BEGIN Data shown

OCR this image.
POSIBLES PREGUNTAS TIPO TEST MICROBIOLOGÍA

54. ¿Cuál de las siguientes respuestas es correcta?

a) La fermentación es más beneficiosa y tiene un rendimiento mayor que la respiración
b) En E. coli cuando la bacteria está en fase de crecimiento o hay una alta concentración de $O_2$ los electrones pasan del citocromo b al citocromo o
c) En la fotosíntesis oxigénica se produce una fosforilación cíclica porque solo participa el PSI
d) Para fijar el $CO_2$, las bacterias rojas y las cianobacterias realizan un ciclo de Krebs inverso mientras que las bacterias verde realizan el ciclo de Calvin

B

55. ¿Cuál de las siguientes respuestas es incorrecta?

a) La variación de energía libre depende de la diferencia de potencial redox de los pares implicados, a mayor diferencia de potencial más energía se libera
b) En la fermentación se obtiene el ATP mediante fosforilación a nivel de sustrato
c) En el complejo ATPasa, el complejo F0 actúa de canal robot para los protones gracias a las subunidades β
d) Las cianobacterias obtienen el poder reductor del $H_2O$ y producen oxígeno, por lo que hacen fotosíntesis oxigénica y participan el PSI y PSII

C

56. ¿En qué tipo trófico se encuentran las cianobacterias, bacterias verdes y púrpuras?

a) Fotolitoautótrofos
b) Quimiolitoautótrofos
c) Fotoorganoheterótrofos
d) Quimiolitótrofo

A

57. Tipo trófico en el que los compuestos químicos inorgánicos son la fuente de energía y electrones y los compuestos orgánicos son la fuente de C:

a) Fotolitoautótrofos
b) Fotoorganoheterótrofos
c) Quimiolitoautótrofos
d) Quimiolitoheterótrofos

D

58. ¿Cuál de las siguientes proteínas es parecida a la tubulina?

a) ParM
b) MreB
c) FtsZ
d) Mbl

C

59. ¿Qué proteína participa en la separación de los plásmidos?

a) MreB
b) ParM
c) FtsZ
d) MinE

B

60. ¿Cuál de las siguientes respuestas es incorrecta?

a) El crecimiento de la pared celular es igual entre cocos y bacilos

END Data shown

Activity: The records above should be repeated in full, exactly as given.

Response below:
OCR this image.
POSIBLES PREGUNTAS TIPO TEST MICROBIOLOGÍA

54. ¿Cuál de las siguientes respuestas es correcta?

a) La fermentación es más beneficiosa y tiene un rendimiento mayor que la respiración
b) En E. coli cuando la bacteria está en fase de crecimiento o hay una alta concentración de $O_2$ los electrones pasan del citocromo b al citocromo o
c) En la fotosíntesis oxigénica se produce una fosforilación cíclica porque solo participa el PSI
d) Para fijar el $CO_2$, las bacterias rojas y las cianobacterias realizan un ciclo de Krebs inverso mientras que las bacterias verde realizan el ciclo de Calvin

B

55. ¿Cuál de las siguientes respuestas es incorrecta?

a) La variación de energía libre depende de la diferencia de potencial redox de los pares implicados, a mayor diferencia de potencial más energía se libera
b) En la fermentación se obtiene el ATP mediante fosforilación a nivel de sustrato
c) En el complejo ATPasa, el complejo F0 actúa de canal robot para los protones gracias a las subunidades β
d) Las cianobacterias obtienen el poder reductor del $H_2O$ y producen oxígeno, por lo que hacen fotosíntesis oxigénica y participan el PSI y PSII

C

56. ¿En qué tipo trófico se encuentran las cianobacterias, bacterias verdes y púrpuras?

a) Fotolitoautótrofos
b) Quimiolitoautótrofos
c) Fotoorganoheterótrofos
d) Quimiolitótrofo

A

57. Tipo trófico en el que los compuestos químicos inorgánicos son la fuente de energía y electrones y los compuestos orgánicos son la fuente de C:

a) Fotolitoautótrofos
b) Fotoorganoheterótrofos
c) Quimiolitoautótrofos
d) Quimiolitoheterótrofos

D

58. ¿Cuál de las siguientes proteínas es parecida a la tubulina?

a) ParM
b) MreB
c) FtsZ
d) Mbl

C

59. ¿Qué proteína participa en la separación de los plásmidos?

a) MreB
b) ParM
c) FtsZ
d) MinE

B

60. ¿Cuál de las siguientes respuestas es incorrecta?

a) El crecimiento de la pared celular es igual entre cocos y bacilos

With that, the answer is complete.